# 주어진 과제:
아래 데이터에서 "List UI elements" 문구가 있는 줄에서 시작하여 "table-cell: 536 [185,534,276,553]" 문구가 있는 줄까지, 양 끝 줄을 포함해 한 글자도 바꾸지 말고 그대로 출력하십시오.

───── 나열된 항목

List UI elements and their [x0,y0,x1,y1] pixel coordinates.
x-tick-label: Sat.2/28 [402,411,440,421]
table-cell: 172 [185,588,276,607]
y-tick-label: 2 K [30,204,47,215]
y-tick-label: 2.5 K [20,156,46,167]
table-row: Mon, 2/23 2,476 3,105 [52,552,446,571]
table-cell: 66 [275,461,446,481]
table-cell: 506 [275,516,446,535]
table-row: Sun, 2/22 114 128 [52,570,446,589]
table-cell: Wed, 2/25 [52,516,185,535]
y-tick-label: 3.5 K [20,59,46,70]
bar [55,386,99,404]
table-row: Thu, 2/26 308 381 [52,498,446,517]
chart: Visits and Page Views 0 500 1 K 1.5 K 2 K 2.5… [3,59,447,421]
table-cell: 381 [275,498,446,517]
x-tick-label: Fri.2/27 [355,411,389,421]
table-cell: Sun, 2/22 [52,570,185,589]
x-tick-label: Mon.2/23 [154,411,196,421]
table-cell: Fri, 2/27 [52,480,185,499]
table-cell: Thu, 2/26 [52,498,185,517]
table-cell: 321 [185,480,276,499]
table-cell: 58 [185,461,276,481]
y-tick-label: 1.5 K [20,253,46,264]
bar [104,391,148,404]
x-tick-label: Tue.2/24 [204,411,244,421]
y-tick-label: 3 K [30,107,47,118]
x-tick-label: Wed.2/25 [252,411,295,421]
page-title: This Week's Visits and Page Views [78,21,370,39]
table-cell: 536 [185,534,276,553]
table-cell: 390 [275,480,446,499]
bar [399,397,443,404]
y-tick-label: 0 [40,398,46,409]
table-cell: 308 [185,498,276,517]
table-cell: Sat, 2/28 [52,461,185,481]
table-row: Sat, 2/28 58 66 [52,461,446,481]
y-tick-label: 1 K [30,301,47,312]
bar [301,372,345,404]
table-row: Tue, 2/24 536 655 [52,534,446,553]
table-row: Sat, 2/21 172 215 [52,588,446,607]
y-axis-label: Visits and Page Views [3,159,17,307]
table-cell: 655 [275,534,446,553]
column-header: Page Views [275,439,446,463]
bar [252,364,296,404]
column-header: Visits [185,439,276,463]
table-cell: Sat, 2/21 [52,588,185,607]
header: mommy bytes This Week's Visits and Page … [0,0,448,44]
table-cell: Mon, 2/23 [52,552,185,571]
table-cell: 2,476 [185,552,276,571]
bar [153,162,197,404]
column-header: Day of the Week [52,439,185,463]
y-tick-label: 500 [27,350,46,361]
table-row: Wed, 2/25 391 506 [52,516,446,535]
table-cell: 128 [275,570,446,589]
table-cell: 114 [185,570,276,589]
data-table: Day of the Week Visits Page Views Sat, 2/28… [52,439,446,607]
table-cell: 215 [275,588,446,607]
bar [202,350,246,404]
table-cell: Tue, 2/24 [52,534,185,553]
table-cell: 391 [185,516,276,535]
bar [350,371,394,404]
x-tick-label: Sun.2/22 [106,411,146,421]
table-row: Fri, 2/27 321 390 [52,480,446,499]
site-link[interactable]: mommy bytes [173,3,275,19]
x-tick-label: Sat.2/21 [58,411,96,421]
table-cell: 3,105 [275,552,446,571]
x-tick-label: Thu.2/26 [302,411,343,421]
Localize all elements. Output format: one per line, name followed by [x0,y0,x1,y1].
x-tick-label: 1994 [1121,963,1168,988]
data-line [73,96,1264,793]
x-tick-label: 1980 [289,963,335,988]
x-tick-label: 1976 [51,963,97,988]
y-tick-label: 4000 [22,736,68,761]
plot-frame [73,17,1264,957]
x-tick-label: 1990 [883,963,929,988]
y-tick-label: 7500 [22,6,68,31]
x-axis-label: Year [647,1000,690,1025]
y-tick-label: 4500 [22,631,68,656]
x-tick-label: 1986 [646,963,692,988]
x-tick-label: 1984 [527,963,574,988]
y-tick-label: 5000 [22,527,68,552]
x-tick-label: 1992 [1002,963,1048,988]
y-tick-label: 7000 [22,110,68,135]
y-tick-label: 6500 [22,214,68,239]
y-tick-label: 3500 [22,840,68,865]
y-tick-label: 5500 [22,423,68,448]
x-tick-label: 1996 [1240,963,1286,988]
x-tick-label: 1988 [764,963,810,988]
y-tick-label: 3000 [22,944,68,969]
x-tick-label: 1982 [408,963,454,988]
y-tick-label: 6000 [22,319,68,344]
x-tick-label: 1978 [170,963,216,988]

──────────
───── 나열된 항목

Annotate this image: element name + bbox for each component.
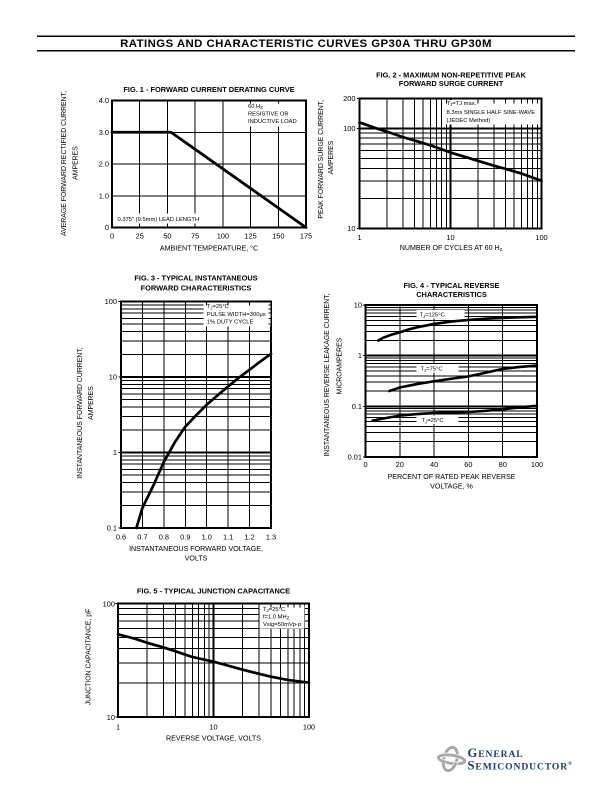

──────────

# 정답:
List UI elements and their [x0,y0,x1,y1] pixel coordinates.
x-tick-label: Sat.2/28 [402,411,440,421]
table-cell: 172 [185,588,276,607]
y-tick-label: 2 K [30,204,47,215]
y-tick-label: 2.5 K [20,156,46,167]
table-row: Mon, 2/23 2,476 3,105 [52,552,446,571]
table-cell: 66 [275,461,446,481]
table-cell: 506 [275,516,446,535]
table-row: Sun, 2/22 114 128 [52,570,446,589]
table-cell: Wed, 2/25 [52,516,185,535]
y-tick-label: 3.5 K [20,59,46,70]
bar [55,386,99,404]
table-row: Thu, 2/26 308 381 [52,498,446,517]
chart: Visits and Page Views 0 500 1 K 1.5 K 2 K 2.5… [3,59,447,421]
table-cell: 381 [275,498,446,517]
x-tick-label: Fri.2/27 [355,411,389,421]
table-cell: Sun, 2/22 [52,570,185,589]
x-tick-label: Mon.2/23 [154,411,196,421]
table-cell: Fri, 2/27 [52,480,185,499]
table-cell: Thu, 2/26 [52,498,185,517]
table-cell: 321 [185,480,276,499]
table-cell: 58 [185,461,276,481]
y-tick-label: 1.5 K [20,253,46,264]
bar [104,391,148,404]
x-tick-label: Tue.2/24 [204,411,244,421]
y-tick-label: 3 K [30,107,47,118]
x-tick-label: Wed.2/25 [252,411,295,421]
page-title: This Week's Visits and Page Views [78,21,370,39]
table-cell: 536 [185,534,276,553]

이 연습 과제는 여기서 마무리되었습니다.